A problem with the vector representation is that it makes some common DOM operat...

c-smile · on April 20, 2017

removeChild and insertBefore on DOM tree are always O(N) operations or at least causing full scan of children later. No matter how children are stored.

Think about rules :nth-child(4) { border:1px solid; } and the like.

bzbarsky · on April 20, 2017

> removeChild and insertBefore on DOM tree are always O(N) operations

It depends. If you insert only one node, I agree you end up doing some O(N) work later in many cases (though not nearly always). If you remove/insert k nodes at the front, in the vector case you do O(kN) work while in the doubly-linked-list case you do O(k+N) work at worst. In the case when k == N the difference is between O(N) and O(N^2).

And yes, this is a problem in practice. We've seen popular web libraries doing this to remove all the kids of an element:

    while (foo.firstChild)
        foo.removeChild(foo.firstChild);

which will be O(N^2) in a vector implementation.

So the real question is what the amortized cost of an insert/remove is. Unless your web page is flushing out layout after every DOM modification (which is sadly too common), you will only redo selector matching every however many DOM mutations. In many cases "however many" is "thousands".

c-smile · on April 20, 2017

    while (foo.firstChild)
        foo.removeChild(foo.firstChild);

Let's assume that there are 100 children. So we will have 5000 a[i] = a[i-1] operations in total. This is really nothing for modern CPU.

But I agree that even this is not good.

That's why I have Element.clear() and Element.prepend|append|insert([array of nodes]) methods.

As in any case calling of DOM method (as any other function ins script) is comparable to 100 of a[i] = a[i-1] in native code.

I mean that such O(N) problems are better to be solved by specialized native functions.

bzbarsky · on April 20, 2017

> Let's assume that there are 100 children.

The cases where I've run into this being a problem involved thousands to tens of thousands of children. At 100 children there's really no problem, I agree.

> So we will have 5000 a[i] = a[i-1] operations in total.

Plus the index updates, unless you do those lazily, right? Again, not a problem at 100 kids, but at thousands of kids the cache misses start being pretty annoying.

> That's why I have Element.clear() and Element.prepend|append}insert([array of nodes]) methods.

Well, sure. Browsers could expose better APIs for this stuff. And web pages could use those APIs. And then browsers may face different tradeoffs in terms of internal representation.

As things stand, though, we don't have those better APIs, and if we added them right now it would take a decade or more for people to use them consistently enough that browsers could optimize based on that...

> As in any case calling of DOM method (as any other function ins script) is comparable to 100 of a[i] = a[i-1]

Last I measured, the overhead of a call to a DOM method (so not counting the work it actually does) in Firefox was on the order of 30-40 clock ticks. a[i] = a[i-1] is likely at least four instructions (two lea, two mov on x86 for example) unless you vectorize things. But probably about comparable in the vectorization case, yes.
——
Goal 1:
Answer these questions about the thread:
(a) How many children does c-smile assume in the example of removing every child?
(b) When bzbarsky last measured it, what was the overhead of a call to a DOM method in Firefox?
(c) How many children were involved in the cases where bzbarsky ran into the problem?

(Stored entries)
——
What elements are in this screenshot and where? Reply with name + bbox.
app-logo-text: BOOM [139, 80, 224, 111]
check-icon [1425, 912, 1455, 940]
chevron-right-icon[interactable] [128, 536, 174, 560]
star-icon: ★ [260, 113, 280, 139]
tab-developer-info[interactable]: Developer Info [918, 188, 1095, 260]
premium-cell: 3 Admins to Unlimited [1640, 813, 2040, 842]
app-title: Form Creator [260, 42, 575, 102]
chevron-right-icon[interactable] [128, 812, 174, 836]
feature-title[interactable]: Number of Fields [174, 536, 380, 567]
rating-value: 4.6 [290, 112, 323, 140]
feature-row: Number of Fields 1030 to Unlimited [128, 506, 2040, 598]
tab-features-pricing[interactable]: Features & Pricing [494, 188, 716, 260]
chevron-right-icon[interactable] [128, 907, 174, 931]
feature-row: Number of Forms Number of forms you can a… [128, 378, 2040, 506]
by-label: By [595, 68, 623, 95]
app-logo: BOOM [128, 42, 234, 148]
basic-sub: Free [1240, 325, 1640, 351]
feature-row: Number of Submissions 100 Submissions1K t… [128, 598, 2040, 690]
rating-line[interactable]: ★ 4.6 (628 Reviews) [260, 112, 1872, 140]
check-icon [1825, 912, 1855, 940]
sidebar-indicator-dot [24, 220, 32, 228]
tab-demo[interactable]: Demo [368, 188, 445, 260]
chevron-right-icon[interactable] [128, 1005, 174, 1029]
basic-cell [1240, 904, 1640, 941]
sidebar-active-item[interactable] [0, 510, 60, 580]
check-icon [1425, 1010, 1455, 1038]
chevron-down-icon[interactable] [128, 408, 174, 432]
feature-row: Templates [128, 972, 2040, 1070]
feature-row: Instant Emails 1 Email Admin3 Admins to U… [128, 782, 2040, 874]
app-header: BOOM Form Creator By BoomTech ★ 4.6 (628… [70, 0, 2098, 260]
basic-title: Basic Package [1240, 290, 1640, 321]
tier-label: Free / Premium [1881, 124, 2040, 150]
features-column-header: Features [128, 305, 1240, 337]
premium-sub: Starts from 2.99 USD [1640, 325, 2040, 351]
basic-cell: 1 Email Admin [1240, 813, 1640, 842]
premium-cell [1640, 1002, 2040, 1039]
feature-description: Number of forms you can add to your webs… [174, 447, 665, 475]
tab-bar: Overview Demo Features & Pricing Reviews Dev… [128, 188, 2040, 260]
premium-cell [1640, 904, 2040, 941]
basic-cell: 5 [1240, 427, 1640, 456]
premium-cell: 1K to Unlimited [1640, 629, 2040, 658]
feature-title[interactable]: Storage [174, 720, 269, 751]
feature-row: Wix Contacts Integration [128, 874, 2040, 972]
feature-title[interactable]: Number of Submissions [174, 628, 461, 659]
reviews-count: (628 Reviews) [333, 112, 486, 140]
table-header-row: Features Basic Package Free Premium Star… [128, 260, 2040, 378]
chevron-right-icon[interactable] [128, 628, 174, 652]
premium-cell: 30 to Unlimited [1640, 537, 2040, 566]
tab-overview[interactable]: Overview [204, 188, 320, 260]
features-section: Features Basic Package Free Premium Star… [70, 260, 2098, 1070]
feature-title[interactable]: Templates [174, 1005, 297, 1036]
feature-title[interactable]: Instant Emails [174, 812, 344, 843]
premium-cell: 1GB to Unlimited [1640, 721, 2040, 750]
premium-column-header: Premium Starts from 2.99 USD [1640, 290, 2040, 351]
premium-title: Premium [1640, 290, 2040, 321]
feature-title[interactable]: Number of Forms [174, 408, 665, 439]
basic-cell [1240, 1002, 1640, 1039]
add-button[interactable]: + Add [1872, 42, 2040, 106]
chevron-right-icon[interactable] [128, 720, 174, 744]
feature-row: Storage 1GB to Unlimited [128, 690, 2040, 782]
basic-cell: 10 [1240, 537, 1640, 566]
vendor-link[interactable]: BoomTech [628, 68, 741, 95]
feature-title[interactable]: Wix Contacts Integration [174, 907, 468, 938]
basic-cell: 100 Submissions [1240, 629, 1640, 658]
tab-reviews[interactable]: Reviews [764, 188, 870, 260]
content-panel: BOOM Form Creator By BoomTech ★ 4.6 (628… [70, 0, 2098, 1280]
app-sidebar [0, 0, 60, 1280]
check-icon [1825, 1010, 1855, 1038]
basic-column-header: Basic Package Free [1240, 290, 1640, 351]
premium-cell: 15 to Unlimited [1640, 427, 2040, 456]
——
Goal 2: Edit the stored entries from their start through the line containing "basic-title: Basic Package", both ends included, by replacing "chevron-right-icon" with "arrow-right-icon" and changing nothing else. Return only those lines.

Result 1:
(a) 100 children.
(b) On the order of 30-40 clock ticks.
(c) Thousands to tens of thousands.

Result 2:
What elements are in this screenshot and where? Reply with name + bbox.
app-logo-text: BOOM [139, 80, 224, 111]
check-icon [1425, 912, 1455, 940]
arrow-right-icon[interactable] [128, 536, 174, 560]
star-icon: ★ [260, 113, 280, 139]
tab-developer-info[interactable]: Developer Info [918, 188, 1095, 260]
premium-cell: 3 Admins to Unlimited [1640, 813, 2040, 842]
app-title: Form Creator [260, 42, 575, 102]
arrow-right-icon[interactable] [128, 812, 174, 836]
feature-title[interactable]: Number of Fields [174, 536, 380, 567]
rating-value: 4.6 [290, 112, 323, 140]
feature-row: Number of Fields 1030 to Unlimited [128, 506, 2040, 598]
tab-features-pricing[interactable]: Features & Pricing [494, 188, 716, 260]
arrow-right-icon[interactable] [128, 907, 174, 931]
feature-row: Number of Forms Number of forms you can a… [128, 378, 2040, 506]
by-label: By [595, 68, 623, 95]
app-logo: BOOM [128, 42, 234, 148]
basic-sub: Free [1240, 325, 1640, 351]
feature-row: Number of Submissions 100 Submissions1K t… [128, 598, 2040, 690]
rating-line[interactable]: ★ 4.6 (628 Reviews) [260, 112, 1872, 140]
check-icon [1825, 912, 1855, 940]
sidebar-indicator-dot [24, 220, 32, 228]
tab-demo[interactable]: Demo [368, 188, 445, 260]
arrow-right-icon[interactable] [128, 1005, 174, 1029]
basic-cell [1240, 904, 1640, 941]
sidebar-active-item[interactable] [0, 510, 60, 580]
check-icon [1425, 1010, 1455, 1038]
chevron-down-icon[interactable] [128, 408, 174, 432]
feature-row: Templates [128, 972, 2040, 1070]
feature-row: Instant Emails 1 Email Admin3 Admins to U… [128, 782, 2040, 874]
app-header: BOOM Form Creator By BoomTech ★ 4.6 (628… [70, 0, 2098, 260]
basic-title: Basic Package [1240, 290, 1640, 321]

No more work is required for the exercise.